>> begin
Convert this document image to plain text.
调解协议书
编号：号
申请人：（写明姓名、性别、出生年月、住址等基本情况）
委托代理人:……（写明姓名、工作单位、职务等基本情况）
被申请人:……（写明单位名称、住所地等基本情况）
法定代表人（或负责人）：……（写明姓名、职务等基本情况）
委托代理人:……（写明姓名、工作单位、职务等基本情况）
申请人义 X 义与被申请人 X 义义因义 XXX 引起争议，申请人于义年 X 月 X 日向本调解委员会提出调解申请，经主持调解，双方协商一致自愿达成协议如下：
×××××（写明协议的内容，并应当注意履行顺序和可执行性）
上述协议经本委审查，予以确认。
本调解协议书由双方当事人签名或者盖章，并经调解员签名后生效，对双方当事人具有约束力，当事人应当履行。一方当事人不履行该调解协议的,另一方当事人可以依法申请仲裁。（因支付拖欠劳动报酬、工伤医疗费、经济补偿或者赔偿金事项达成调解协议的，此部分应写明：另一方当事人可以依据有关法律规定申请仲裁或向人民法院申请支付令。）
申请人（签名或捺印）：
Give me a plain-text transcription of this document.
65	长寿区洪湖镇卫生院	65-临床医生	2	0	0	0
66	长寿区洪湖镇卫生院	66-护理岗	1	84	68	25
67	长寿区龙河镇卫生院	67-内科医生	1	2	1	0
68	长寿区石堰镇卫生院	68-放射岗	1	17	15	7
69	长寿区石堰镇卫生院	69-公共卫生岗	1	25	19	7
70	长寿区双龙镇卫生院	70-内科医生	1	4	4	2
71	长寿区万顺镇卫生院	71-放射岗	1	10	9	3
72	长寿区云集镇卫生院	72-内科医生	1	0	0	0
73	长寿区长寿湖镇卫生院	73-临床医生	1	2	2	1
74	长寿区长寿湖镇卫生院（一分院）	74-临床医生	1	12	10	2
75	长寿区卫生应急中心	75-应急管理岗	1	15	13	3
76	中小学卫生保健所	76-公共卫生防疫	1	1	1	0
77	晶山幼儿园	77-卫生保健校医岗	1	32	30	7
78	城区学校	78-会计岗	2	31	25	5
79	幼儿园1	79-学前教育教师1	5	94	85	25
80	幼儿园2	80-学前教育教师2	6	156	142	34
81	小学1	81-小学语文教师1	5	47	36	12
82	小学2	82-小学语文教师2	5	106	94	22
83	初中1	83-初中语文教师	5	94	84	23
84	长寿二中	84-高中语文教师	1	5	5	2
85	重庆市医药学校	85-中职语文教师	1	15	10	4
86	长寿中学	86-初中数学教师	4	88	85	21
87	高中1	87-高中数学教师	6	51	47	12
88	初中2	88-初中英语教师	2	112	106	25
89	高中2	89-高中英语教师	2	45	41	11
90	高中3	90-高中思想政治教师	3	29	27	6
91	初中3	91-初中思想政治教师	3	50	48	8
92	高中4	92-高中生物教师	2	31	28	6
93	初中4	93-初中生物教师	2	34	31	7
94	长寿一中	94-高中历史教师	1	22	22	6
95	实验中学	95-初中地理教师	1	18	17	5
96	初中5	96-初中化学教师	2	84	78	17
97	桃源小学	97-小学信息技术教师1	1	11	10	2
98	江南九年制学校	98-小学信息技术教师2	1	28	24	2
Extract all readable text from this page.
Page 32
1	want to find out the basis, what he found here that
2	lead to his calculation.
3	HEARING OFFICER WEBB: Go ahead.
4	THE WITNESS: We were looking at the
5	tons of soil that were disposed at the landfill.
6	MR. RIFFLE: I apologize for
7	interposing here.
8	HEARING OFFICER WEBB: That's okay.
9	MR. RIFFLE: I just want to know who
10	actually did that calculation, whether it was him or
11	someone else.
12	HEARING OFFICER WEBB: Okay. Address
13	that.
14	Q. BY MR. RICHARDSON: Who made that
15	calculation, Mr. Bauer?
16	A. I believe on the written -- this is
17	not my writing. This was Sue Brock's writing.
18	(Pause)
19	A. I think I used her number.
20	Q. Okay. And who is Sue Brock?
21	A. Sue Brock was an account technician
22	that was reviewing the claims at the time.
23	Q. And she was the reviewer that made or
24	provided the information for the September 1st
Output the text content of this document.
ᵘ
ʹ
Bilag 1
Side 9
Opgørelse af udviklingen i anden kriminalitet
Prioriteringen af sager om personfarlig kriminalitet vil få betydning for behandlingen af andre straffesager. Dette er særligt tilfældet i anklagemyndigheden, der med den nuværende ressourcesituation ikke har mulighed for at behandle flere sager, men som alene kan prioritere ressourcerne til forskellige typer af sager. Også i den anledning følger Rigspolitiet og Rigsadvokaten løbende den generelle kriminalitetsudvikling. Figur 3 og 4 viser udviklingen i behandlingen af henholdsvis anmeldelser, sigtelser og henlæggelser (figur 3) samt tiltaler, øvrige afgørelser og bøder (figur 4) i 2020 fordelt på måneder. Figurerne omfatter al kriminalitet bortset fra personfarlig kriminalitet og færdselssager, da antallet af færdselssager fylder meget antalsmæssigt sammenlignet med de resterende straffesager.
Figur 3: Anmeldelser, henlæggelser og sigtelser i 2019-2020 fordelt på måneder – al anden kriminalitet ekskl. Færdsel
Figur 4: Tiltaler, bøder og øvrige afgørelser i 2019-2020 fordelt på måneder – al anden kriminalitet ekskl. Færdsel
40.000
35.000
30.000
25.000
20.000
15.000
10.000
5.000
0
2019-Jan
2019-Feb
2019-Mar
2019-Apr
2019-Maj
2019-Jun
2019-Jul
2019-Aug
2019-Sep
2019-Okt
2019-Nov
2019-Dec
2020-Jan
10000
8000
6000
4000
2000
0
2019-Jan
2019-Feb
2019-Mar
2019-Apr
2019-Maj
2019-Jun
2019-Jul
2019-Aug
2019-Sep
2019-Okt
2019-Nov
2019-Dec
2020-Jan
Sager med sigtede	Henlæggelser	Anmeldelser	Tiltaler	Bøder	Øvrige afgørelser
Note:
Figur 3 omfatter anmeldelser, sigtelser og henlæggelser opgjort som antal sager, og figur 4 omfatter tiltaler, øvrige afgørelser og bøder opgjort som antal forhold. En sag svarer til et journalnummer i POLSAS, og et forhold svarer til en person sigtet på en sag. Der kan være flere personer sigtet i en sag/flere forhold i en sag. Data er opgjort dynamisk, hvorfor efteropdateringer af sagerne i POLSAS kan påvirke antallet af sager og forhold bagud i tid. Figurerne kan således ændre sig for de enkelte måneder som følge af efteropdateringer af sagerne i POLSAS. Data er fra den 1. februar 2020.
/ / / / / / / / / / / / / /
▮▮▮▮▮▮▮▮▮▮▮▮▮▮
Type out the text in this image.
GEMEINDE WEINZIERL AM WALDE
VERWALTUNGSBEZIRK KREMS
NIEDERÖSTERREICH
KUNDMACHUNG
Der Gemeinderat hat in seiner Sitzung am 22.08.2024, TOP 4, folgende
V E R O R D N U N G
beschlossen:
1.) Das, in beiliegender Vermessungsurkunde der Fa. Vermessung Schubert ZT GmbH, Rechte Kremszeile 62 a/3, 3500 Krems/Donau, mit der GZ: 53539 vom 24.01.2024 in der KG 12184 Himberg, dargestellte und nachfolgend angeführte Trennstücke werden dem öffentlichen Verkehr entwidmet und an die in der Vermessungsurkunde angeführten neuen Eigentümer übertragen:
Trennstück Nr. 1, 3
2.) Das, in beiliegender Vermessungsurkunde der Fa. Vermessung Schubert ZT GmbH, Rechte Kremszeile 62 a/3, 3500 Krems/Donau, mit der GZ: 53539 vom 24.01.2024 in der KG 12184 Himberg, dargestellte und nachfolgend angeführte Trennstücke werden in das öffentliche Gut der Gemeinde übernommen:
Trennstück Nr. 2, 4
>> end
#### SET PROBLEM:
Print every record exactly as it was given.

#### SOLUTION BELOW:
Convert this document image to plain text.
调解协议书
编号：号
申请人：（写明姓名、性别、出生年月、住址等基本情况）
委托代理人:……（写明姓名、工作单位、职务等基本情况）
被申请人:……（写明单位名称、住所地等基本情况）
法定代表人（或负责人）：……（写明姓名、职务等基本情况）
委托代理人:……（写明姓名、工作单位、职务等基本情况）
申请人义 X 义与被申请人 X 义义因义 XXX 引起争议，申请人于义年 X 月 X 日向本调解委员会提出调解申请，经主持调解，双方协商一致自愿达成协议如下：
×××××（写明协议的内容，并应当注意履行顺序和可执行性）
上述协议经本委审查，予以确认。
本调解协议书由双方当事人签名或者盖章，并经调解员签名后生效，对双方当事人具有约束力，当事人应当履行。一方当事人不履行该调解协议的,另一方当事人可以依法申请仲裁。（因支付拖欠劳动报酬、工伤医疗费、经济补偿或者赔偿金事项达成调解协议的，此部分应写明：另一方当事人可以依据有关法律规定申请仲裁或向人民法院申请支付令。）
申请人（签名或捺印）：
Give me a plain-text transcription of this document.
65	长寿区洪湖镇卫生院	65-临床医生	2	0	0	0
66	长寿区洪湖镇卫生院	66-护理岗	1	84	68	25
67	长寿区龙河镇卫生院	67-内科医生	1	2	1	0
68	长寿区石堰镇卫生院	68-放射岗	1	17	15	7
69	长寿区石堰镇卫生院	69-公共卫生岗	1	25	19	7
70	长寿区双龙镇卫生院	70-内科医生	1	4	4	2
71	长寿区万顺镇卫生院	71-放射岗	1	10	9	3
72	长寿区云集镇卫生院	72-内科医生	1	0	0	0
73	长寿区长寿湖镇卫生院	73-临床医生	1	2	2	1
74	长寿区长寿湖镇卫生院（一分院）	74-临床医生	1	12	10	2
75	长寿区卫生应急中心	75-应急管理岗	1	15	13	3
76	中小学卫生保健所	76-公共卫生防疫	1	1	1	0
77	晶山幼儿园	77-卫生保健校医岗	1	32	30	7
78	城区学校	78-会计岗	2	31	25	5
79	幼儿园1	79-学前教育教师1	5	94	85	25
80	幼儿园2	80-学前教育教师2	6	156	142	34
81	小学1	81-小学语文教师1	5	47	36	12
82	小学2	82-小学语文教师2	5	106	94	22
83	初中1	83-初中语文教师	5	94	84	23
84	长寿二中	84-高中语文教师	1	5	5	2
85	重庆市医药学校	85-中职语文教师	1	15	10	4
86	长寿中学	86-初中数学教师	4	88	85	21
87	高中1	87-高中数学教师	6	51	47	12
88	初中2	88-初中英语教师	2	112	106	25
89	高中2	89-高中英语教师	2	45	41	11
90	高中3	90-高中思想政治教师	3	29	27	6
91	初中3	91-初中思想政治教师	3	50	48	8
92	高中4	92-高中生物教师	2	31	28	6
93	初中4	93-初中生物教师	2	34	31	7
94	长寿一中	94-高中历史教师	1	22	22	6
95	实验中学	95-初中地理教师	1	18	17	5
96	初中5	96-初中化学教师	2	84	78	17
97	桃源小学	97-小学信息技术教师1	1	11	10	2
98	江南九年制学校	98-小学信息技术教师2	1	28	24	2
Extract all readable text from this page.
Page 32
1	want to find out the basis, what he found here that
2	lead to his calculation.
3	HEARING OFFICER WEBB: Go ahead.
4	THE WITNESS: We were looking at the
5	tons of soil that were disposed at the landfill.
6	MR. RIFFLE: I apologize for
7	interposing here.
8	HEARING OFFICER WEBB: That's okay.
9	MR. RIFFLE: I just want to know who
10	actually did that calculation, whether it was him or
11	someone else.
12	HEARING OFFICER WEBB: Okay. Address
13	that.
14	Q. BY MR. RICHARDSON: Who made that
15	calculation, Mr. Bauer?
16	A. I believe on the written -- this is
17	not my writing. This was Sue Brock's writing.
18	(Pause)
19	A. I think I used her number.
20	Q. Okay. And who is Sue Brock?
21	A. Sue Brock was an account technician
22	that was reviewing the claims at the time.
23	Q. And she was the reviewer that made or
24	provided the information for the September 1st
Output the text content of this document.
ᵘ
ʹ
Bilag 1
Side 9
Opgørelse af udviklingen i anden kriminalitet
Prioriteringen af sager om personfarlig kriminalitet vil få betydning for behandlingen af andre straffesager. Dette er særligt tilfældet i anklagemyndigheden, der med den nuværende ressourcesituation ikke har mulighed for at behandle flere sager, men som alene kan prioritere ressourcerne til forskellige typer af sager. Også i den anledning følger Rigspolitiet og Rigsadvokaten løbende den generelle kriminalitetsudvikling. Figur 3 og 4 viser udviklingen i behandlingen af henholdsvis anmeldelser, sigtelser og henlæggelser (figur 3) samt tiltaler, øvrige afgørelser og bøder (figur 4) i 2020 fordelt på måneder. Figurerne omfatter al kriminalitet bortset fra personfarlig kriminalitet og færdselssager, da antallet af færdselssager fylder meget antalsmæssigt sammenlignet med de resterende straffesager.
Figur 3: Anmeldelser, henlæggelser og sigtelser i 2019-2020 fordelt på måneder – al anden kriminalitet ekskl. Færdsel
Figur 4: Tiltaler, bøder og øvrige afgørelser i 2019-2020 fordelt på måneder – al anden kriminalitet ekskl. Færdsel
40.000
35.000
30.000
25.000
20.000
15.000
10.000
5.000
0
2019-Jan
2019-Feb
2019-Mar
2019-Apr
2019-Maj
2019-Jun
2019-Jul
2019-Aug
2019-Sep
2019-Okt
2019-Nov
2019-Dec
2020-Jan
10000
8000
6000
4000
2000
0
2019-Jan
2019-Feb
2019-Mar
2019-Apr
2019-Maj
2019-Jun
2019-Jul
2019-Aug
2019-Sep
2019-Okt
2019-Nov
2019-Dec
2020-Jan
Sager med sigtede	Henlæggelser	Anmeldelser	Tiltaler	Bøder	Øvrige afgørelser
Note:
Figur 3 omfatter anmeldelser, sigtelser og henlæggelser opgjort som antal sager, og figur 4 omfatter tiltaler, øvrige afgørelser og bøder opgjort som antal forhold. En sag svarer til et journalnummer i POLSAS, og et forhold svarer til en person sigtet på en sag. Der kan være flere personer sigtet i en sag/flere forhold i en sag. Data er opgjort dynamisk, hvorfor efteropdateringer af sagerne i POLSAS kan påvirke antallet af sager og forhold bagud i tid. Figurerne kan således ændre sig for de enkelte måneder som følge af efteropdateringer af sagerne i POLSAS. Data er fra den 1. februar 2020.
/ / / / / / / / / / / / / /
▮▮▮▮▮▮▮▮▮▮▮▮▮▮
Type out the text in this image.
GEMEINDE WEINZIERL AM WALDE
VERWALTUNGSBEZIRK KREMS
NIEDERÖSTERREICH
KUNDMACHUNG
Der Gemeinderat hat in seiner Sitzung am 22.08.2024, TOP 4, folgende
V E R O R D N U N G
beschlossen:
1.) Das, in beiliegender Vermessungsurkunde der Fa. Vermessung Schubert ZT GmbH, Rechte Kremszeile 62 a/3, 3500 Krems/Donau, mit der GZ: 53539 vom 24.01.2024 in der KG 12184 Himberg, dargestellte und nachfolgend angeführte Trennstücke werden dem öffentlichen Verkehr entwidmet und an die in der Vermessungsurkunde angeführten neuen Eigentümer übertragen:
Trennstück Nr. 1, 3
2.) Das, in beiliegender Vermessungsurkunde der Fa. Vermessung Schubert ZT GmbH, Rechte Kremszeile 62 a/3, 3500 Krems/Donau, mit der GZ: 53539 vom 24.01.2024 in der KG 12184 Himberg, dargestellte und nachfolgend angeführte Trennstücke werden in das öffentliche Gut der Gemeinde übernommen:
Trennstück Nr. 2, 4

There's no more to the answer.